__DO THIS__: Search the data for the string "document" and extract every line where it appears.

__SUPPLIED MATERIAL__:
↓↓↓
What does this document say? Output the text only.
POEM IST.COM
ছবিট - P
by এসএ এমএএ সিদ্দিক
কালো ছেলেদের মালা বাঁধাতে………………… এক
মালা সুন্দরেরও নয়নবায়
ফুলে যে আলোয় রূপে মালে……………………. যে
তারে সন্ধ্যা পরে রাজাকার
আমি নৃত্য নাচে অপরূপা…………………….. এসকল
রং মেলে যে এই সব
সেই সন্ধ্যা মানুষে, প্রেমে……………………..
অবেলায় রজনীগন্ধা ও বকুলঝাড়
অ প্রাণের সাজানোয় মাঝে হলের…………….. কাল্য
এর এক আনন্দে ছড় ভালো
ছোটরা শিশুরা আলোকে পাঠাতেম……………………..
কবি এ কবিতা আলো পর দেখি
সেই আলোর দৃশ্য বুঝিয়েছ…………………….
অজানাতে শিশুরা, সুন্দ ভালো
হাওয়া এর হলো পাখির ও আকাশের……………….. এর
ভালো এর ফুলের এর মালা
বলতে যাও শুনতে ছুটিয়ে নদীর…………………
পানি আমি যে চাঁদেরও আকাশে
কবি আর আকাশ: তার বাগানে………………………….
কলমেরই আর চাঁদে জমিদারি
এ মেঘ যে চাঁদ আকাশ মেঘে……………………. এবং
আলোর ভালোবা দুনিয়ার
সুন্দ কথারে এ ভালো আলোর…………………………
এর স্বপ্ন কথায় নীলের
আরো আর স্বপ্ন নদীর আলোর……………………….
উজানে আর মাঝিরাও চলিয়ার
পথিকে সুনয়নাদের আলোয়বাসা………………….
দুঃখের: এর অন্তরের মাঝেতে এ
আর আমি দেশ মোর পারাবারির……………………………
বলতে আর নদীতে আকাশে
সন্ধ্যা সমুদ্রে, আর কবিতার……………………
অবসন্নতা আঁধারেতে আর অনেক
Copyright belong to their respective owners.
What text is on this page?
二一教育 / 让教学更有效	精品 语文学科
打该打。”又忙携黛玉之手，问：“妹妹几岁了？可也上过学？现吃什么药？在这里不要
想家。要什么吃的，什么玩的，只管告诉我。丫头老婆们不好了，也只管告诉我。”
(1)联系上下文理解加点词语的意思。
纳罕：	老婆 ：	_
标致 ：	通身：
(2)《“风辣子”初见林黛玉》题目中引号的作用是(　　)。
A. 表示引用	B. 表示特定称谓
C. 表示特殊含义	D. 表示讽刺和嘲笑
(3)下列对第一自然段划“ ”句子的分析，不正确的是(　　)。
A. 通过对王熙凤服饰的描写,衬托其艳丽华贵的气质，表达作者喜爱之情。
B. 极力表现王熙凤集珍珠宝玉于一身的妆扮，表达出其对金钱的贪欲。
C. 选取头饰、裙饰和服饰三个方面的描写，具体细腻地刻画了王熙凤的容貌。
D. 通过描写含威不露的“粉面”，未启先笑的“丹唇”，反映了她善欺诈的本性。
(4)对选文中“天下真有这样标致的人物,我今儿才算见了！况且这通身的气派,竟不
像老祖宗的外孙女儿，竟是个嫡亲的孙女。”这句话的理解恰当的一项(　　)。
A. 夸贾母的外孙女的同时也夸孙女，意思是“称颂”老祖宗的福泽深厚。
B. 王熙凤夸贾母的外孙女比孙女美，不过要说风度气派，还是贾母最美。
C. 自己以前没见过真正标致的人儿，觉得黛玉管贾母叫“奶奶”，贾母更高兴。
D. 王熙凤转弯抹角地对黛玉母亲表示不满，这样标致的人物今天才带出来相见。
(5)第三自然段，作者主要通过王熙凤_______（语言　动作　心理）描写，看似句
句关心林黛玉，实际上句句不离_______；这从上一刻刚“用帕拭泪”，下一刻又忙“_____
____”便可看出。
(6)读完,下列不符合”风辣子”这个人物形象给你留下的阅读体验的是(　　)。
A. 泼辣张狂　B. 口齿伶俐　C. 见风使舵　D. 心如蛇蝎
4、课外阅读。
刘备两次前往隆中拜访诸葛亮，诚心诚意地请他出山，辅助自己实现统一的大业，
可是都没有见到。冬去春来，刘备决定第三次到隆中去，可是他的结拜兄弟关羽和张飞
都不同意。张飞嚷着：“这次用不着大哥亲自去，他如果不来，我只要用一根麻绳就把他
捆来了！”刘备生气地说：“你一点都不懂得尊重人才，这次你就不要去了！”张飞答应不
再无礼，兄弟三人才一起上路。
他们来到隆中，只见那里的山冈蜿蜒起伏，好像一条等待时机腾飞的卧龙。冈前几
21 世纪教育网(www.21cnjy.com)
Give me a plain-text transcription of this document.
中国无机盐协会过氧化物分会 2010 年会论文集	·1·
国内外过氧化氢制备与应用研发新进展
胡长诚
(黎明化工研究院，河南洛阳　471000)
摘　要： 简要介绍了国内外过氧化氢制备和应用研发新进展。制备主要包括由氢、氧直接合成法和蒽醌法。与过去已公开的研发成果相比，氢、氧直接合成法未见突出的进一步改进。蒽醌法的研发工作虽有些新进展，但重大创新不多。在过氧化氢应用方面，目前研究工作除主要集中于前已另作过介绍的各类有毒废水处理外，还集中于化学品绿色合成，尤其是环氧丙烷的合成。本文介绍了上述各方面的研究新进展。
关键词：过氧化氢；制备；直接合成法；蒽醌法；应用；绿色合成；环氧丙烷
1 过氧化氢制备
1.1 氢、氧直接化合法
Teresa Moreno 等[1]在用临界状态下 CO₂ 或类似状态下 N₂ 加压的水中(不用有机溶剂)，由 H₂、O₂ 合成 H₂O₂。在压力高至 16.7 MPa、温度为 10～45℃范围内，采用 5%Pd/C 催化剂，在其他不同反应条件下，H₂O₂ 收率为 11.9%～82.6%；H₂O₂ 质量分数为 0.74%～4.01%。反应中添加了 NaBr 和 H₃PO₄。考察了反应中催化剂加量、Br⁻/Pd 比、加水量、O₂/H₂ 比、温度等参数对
↑↑↑
__ANSWER FOR THIS EXERCISE__:
What does this document say? Output the text only.
Give me a plain-text transcription of this document.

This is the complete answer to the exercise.